GIVEN TASK —
Here are some records; copy every line that holds the word "dietro".

DATA SUPPLIED —
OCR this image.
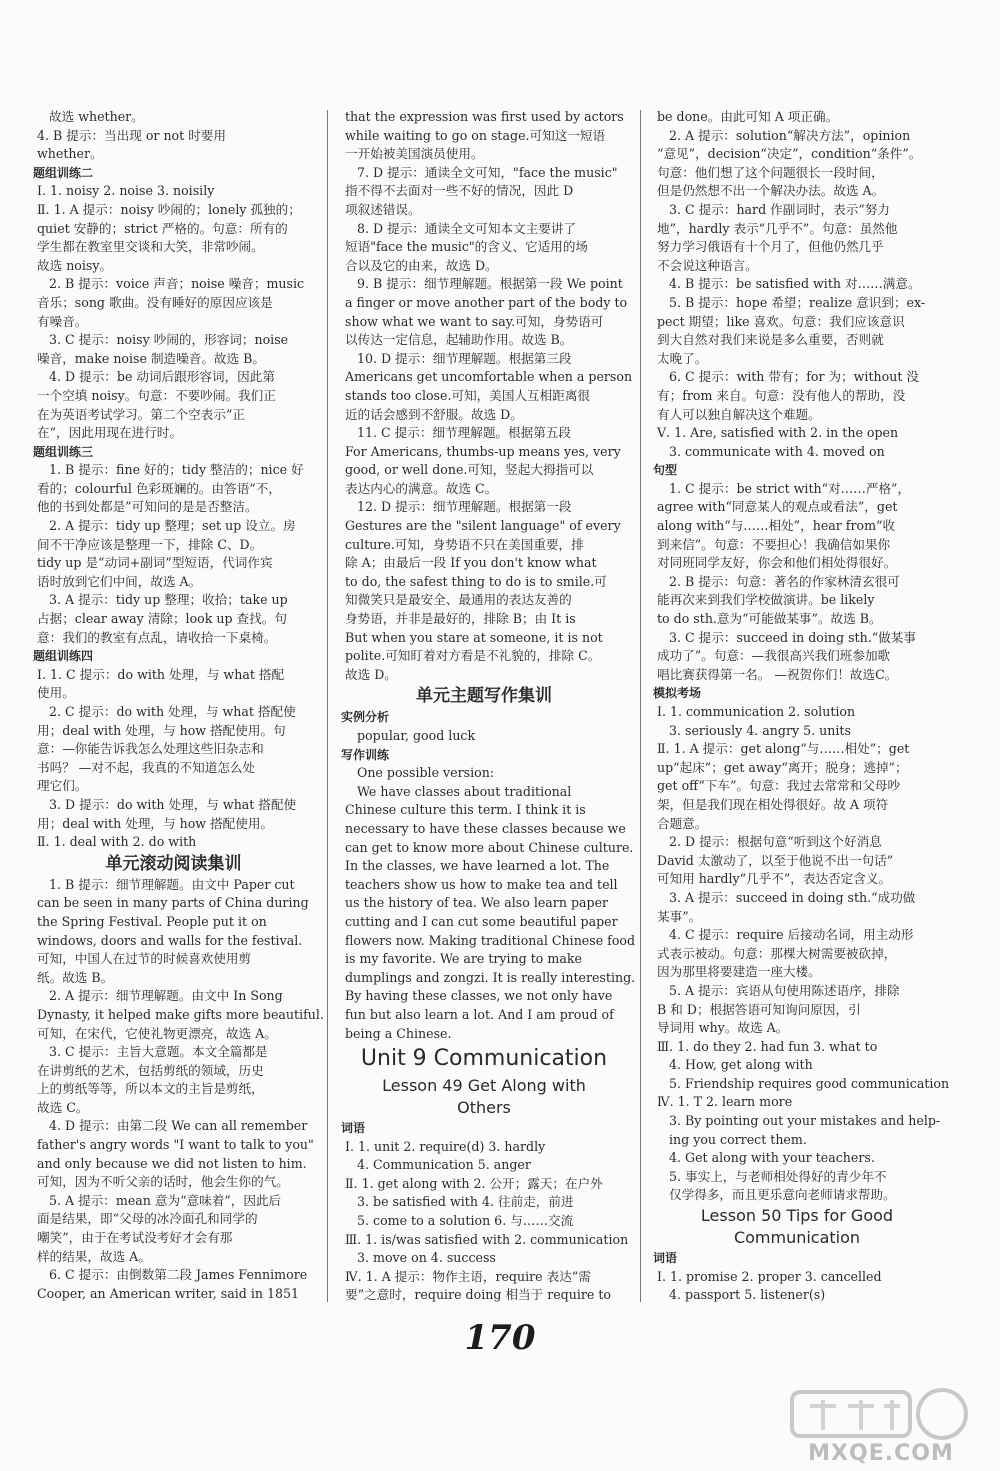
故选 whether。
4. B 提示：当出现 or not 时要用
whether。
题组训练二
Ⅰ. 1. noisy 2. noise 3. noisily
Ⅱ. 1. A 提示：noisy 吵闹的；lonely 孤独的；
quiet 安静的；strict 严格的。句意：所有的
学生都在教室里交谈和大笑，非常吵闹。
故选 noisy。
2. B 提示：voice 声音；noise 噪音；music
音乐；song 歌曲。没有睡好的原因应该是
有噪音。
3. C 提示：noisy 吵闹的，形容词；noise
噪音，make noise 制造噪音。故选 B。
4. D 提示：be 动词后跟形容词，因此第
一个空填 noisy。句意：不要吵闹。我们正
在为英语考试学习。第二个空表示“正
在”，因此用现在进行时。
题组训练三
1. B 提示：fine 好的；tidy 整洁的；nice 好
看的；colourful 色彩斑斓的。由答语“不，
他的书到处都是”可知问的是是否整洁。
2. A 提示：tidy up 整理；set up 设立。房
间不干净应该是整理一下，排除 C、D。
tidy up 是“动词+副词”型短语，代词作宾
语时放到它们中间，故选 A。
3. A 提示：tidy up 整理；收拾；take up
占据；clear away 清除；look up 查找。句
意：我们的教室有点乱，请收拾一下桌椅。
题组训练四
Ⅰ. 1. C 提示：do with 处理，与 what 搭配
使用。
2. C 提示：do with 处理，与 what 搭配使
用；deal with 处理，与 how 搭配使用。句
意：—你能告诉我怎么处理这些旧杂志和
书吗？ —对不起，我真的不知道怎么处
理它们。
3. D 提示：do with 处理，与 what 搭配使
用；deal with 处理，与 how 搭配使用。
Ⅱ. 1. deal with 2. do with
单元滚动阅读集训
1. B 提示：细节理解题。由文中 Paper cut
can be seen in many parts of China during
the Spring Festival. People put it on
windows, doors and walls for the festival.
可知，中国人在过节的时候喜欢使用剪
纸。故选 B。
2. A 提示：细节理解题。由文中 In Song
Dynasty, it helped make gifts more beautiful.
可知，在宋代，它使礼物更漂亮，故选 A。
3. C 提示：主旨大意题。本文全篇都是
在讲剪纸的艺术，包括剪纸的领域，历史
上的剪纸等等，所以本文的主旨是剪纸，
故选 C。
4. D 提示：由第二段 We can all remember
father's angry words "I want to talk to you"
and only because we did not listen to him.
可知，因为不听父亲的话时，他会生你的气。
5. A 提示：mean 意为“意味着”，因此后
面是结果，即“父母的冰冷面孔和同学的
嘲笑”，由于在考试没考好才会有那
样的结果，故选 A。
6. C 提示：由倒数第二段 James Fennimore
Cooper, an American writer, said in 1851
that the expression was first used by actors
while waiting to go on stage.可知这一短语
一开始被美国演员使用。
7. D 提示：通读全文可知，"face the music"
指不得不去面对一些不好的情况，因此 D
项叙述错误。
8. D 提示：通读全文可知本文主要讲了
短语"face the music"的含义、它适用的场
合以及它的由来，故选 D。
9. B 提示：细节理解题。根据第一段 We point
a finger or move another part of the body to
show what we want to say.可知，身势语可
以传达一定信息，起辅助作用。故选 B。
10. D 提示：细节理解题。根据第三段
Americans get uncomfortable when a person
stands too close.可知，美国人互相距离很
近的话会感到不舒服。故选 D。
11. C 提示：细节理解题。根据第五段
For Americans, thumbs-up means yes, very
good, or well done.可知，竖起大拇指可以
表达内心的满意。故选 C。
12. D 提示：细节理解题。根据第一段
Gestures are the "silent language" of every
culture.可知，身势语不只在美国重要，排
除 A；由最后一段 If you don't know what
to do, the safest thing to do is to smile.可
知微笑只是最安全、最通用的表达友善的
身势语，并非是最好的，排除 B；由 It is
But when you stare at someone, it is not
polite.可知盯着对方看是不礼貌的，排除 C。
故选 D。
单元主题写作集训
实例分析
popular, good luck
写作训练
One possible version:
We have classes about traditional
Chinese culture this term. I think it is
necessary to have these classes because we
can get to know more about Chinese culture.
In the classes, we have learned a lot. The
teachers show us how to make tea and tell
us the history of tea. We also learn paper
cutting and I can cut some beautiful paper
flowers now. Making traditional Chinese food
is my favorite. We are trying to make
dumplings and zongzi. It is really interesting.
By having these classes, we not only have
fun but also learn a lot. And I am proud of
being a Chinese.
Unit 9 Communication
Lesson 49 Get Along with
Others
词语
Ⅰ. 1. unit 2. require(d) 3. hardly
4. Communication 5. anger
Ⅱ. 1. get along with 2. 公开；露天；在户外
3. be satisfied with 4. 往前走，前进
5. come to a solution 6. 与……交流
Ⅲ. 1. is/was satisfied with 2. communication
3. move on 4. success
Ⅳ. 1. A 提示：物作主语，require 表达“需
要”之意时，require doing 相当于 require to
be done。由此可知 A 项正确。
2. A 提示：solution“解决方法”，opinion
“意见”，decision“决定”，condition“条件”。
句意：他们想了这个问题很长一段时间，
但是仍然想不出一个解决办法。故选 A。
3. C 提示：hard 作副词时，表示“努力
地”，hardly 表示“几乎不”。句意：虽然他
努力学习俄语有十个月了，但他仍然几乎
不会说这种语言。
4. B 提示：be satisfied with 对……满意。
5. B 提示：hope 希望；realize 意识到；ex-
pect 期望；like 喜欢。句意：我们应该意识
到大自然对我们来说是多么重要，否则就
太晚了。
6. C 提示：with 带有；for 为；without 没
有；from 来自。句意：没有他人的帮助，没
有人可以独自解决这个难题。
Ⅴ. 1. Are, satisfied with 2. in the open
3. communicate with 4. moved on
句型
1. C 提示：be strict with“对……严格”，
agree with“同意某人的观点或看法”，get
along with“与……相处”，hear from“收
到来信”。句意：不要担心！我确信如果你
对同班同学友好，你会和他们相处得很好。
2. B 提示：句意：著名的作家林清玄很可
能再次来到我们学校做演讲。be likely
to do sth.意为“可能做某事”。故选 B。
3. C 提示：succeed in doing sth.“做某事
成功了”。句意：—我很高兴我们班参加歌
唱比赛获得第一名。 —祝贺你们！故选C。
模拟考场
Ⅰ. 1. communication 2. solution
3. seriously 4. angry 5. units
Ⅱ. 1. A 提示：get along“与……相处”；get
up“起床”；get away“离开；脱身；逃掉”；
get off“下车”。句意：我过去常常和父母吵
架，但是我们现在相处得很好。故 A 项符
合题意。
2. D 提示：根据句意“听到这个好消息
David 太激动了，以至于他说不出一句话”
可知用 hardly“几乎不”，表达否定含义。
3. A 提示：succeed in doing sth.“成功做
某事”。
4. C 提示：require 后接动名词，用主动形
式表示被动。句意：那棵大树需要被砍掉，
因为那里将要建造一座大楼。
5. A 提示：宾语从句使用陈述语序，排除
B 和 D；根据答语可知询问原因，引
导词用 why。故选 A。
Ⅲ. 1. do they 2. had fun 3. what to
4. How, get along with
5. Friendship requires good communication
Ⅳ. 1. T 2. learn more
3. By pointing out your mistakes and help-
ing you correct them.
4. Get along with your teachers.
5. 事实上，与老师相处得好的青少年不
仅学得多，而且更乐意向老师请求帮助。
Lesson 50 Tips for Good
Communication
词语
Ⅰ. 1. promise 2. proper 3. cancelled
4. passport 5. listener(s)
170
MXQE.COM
* * *
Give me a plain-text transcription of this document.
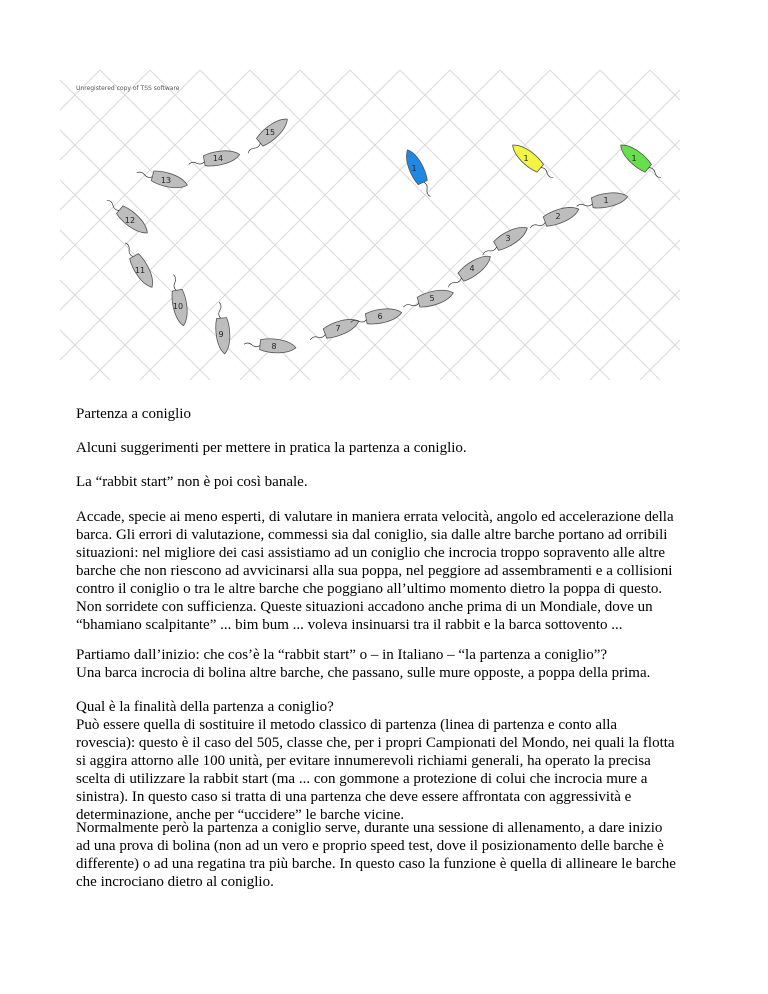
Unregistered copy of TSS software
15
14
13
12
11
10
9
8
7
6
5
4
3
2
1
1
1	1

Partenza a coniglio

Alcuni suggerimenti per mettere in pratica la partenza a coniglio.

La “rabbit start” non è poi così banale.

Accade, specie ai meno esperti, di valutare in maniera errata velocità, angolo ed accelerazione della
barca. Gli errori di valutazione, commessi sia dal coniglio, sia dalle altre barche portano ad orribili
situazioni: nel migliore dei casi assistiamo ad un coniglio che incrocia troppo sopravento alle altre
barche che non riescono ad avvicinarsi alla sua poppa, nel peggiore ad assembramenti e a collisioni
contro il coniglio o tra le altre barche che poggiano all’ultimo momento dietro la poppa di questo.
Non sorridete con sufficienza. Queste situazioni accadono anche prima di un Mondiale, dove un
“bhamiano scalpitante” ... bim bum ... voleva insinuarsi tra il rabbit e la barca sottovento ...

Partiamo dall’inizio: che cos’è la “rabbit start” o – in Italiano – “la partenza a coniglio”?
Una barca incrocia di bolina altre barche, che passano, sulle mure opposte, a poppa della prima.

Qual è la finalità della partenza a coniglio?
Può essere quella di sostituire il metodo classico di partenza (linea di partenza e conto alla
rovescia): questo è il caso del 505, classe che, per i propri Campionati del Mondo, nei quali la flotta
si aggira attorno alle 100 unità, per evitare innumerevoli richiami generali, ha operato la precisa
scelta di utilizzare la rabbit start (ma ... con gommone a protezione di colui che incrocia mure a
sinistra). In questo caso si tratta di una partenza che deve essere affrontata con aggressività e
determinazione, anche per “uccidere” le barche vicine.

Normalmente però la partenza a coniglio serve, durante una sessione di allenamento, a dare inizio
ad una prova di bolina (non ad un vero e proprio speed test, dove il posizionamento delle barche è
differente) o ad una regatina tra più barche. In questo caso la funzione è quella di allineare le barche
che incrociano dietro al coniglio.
* * *
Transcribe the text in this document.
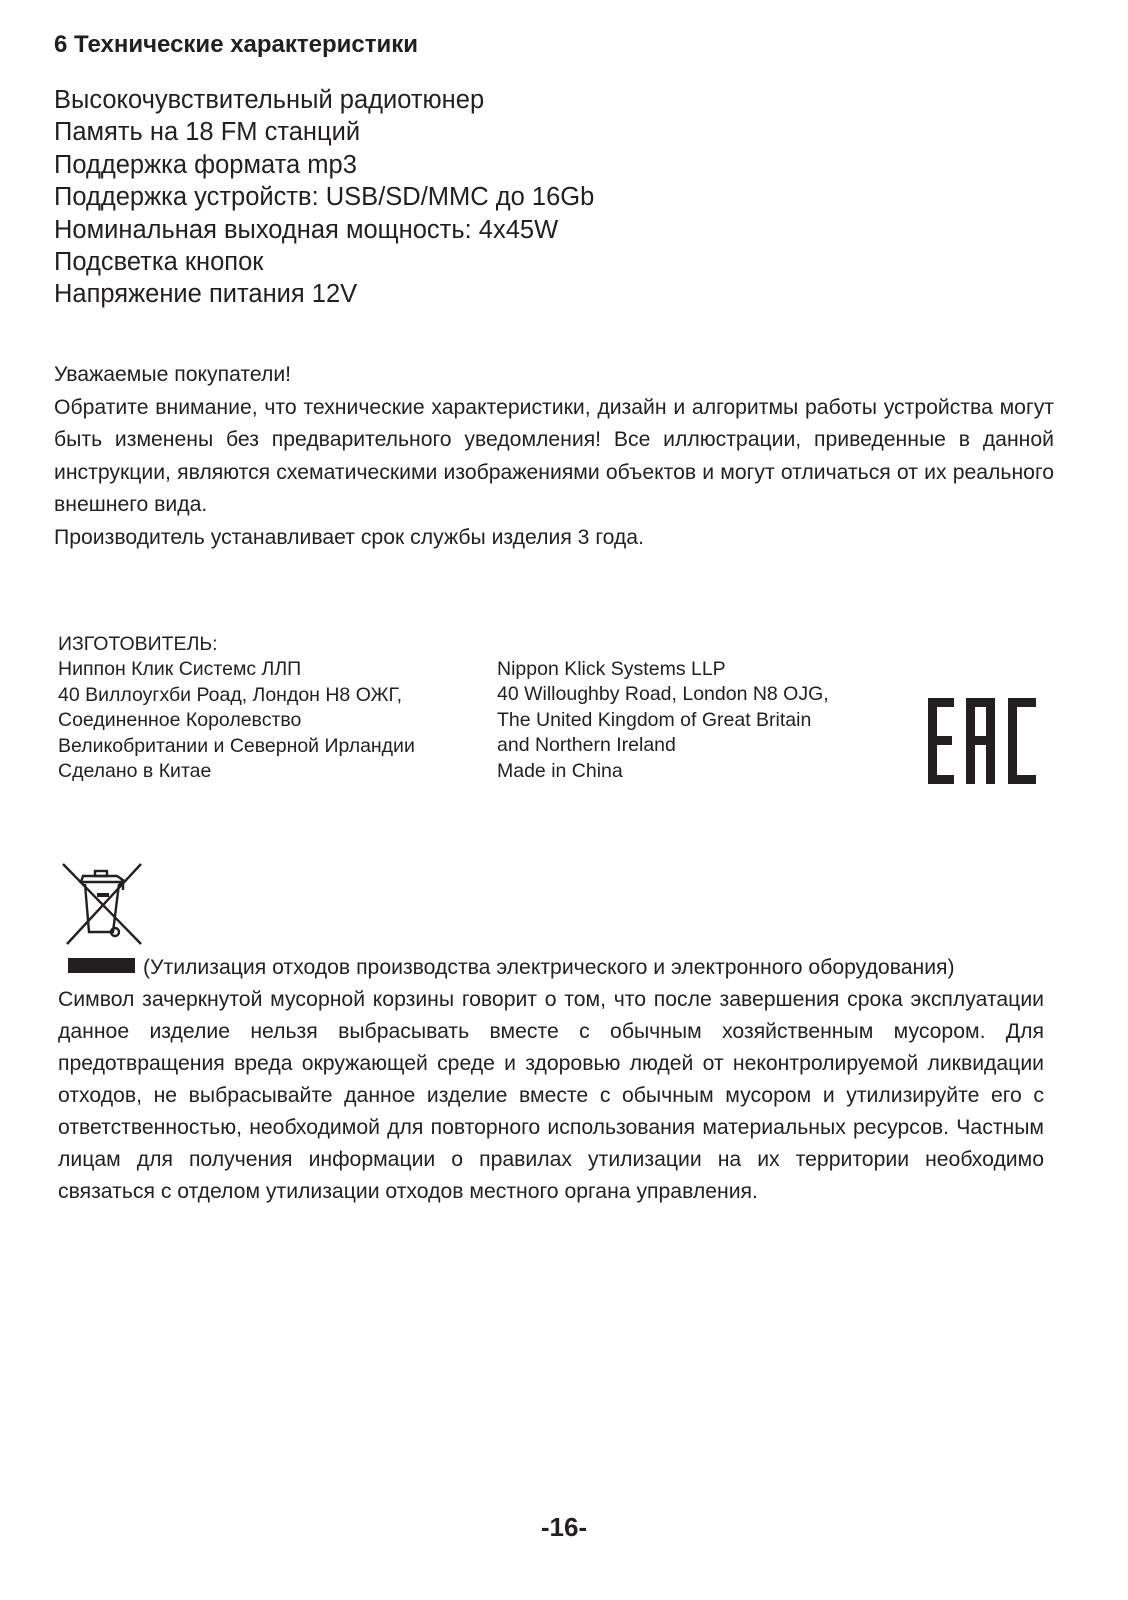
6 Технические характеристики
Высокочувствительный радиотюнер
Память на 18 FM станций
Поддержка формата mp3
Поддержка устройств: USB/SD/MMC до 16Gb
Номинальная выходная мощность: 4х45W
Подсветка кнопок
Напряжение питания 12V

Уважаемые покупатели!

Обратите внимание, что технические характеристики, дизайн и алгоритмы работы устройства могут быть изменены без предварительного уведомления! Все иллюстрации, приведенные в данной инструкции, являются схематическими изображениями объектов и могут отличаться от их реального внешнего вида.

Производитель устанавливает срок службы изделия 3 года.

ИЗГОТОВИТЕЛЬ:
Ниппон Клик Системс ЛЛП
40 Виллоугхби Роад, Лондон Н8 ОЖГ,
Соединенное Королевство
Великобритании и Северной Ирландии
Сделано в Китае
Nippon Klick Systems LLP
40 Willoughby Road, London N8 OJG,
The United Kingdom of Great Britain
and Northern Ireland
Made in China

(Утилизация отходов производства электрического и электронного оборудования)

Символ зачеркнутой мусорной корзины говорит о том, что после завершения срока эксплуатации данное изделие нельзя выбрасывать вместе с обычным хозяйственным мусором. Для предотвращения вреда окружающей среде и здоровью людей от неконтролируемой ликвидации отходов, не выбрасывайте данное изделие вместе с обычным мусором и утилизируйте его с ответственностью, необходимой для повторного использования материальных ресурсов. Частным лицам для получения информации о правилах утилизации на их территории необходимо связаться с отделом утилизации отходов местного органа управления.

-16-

EXERCISE OUTPUT —
contro il coniglio o tra le altre barche che poggiano all’ultimo momento dietro la poppa di questo.
che incrociano dietro al coniglio.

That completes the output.